═══ Source material ═══

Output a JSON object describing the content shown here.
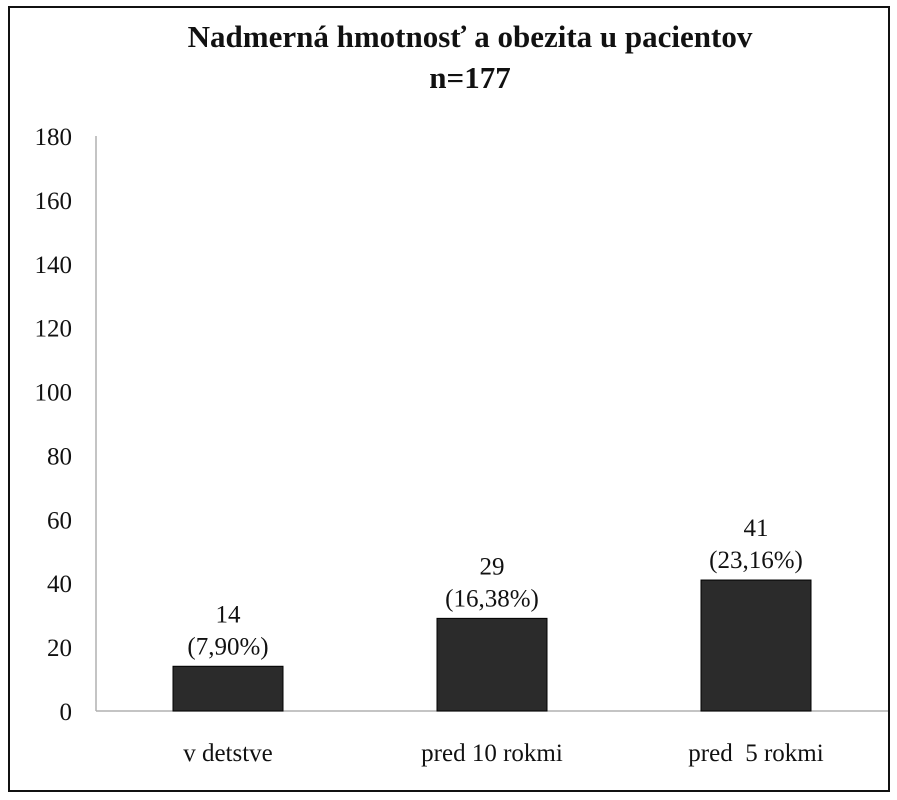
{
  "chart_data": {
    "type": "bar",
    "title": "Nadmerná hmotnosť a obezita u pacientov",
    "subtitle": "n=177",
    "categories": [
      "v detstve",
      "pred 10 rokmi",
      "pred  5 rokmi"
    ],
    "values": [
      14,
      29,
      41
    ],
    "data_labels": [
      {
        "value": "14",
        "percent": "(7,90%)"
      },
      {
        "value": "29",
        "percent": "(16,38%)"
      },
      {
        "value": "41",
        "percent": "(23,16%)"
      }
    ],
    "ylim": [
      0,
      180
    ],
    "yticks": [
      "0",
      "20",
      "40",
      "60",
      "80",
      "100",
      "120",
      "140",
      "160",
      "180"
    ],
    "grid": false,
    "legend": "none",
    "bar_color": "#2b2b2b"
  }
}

═══

### What needs to be done
Reproduce the whole listing above word for word, but not its pictures.

### Finished exercise
Output a JSON object describing the content shown here.
{
  "chart_data": {
    "type": "bar",
    "title": "Nadmerná hmotnosť a obezita u pacientov",
    "subtitle": "n=177",
    "categories": [
      "v detstve",
      "pred 10 rokmi",
      "pred  5 rokmi"
    ],
    "values": [
      14,
      29,
      41
    ],
    "data_labels": [
      {
        "value": "14",
        "percent": "(7,90%)"
      },
      {
        "value": "29",
        "percent": "(16,38%)"
      },
      {
        "value": "41",
        "percent": "(23,16%)"
      }
    ],
    "ylim": [
      0,
      180
    ],
    "yticks": [
      "0",
      "20",
      "40",
      "60",
      "80",
      "100",
      "120",
      "140",
      "160",
      "180"
    ],
    "grid": false,
    "legend": "none",
    "bar_color": "#2b2b2b"
  }
}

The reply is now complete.